▶ **Given request**:
Print each line of the listing once more, precisely as given.
>>>>
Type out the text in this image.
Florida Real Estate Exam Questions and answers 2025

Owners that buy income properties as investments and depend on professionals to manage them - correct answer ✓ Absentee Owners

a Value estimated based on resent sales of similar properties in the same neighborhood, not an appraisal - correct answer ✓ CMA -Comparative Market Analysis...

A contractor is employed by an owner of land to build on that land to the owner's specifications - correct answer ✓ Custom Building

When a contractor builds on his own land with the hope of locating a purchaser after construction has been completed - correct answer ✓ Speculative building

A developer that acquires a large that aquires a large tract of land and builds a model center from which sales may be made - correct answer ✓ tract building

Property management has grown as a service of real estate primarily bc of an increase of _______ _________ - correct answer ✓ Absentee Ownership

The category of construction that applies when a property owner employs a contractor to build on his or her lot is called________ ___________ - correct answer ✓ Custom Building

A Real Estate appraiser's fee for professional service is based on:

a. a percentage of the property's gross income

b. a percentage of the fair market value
<<<<
▶ **Solution for this exercise**:
Type out the text in this image.
Florida Real Estate Exam Questions and answers 2025

Owners that buy income properties as investments and depend on professionals to manage them - correct answer ✓ Absentee Owners

a Value estimated based on resent sales of similar properties in the same neighborhood, not an appraisal - correct answer ✓ CMA -Comparative Market Analysis...

A contractor is employed by an owner of land to build on that land to the owner's specifications - correct answer ✓ Custom Building

When a contractor builds on his own land with the hope of locating a purchaser after construction has been completed - correct answer ✓ Speculative building

A developer that acquires a large that aquires a large tract of land and builds a model center from which sales may be made - correct answer ✓ tract building

Property management has grown as a service of real estate primarily bc of an increase of _______ _________ - correct answer ✓ Absentee Ownership

The category of construction that applies when a property owner employs a contractor to build on his or her lot is called________ ___________ - correct answer ✓ Custom Building

A Real Estate appraiser's fee for professional service is based on:

a. a percentage of the property's gross income

b. a percentage of the fair market value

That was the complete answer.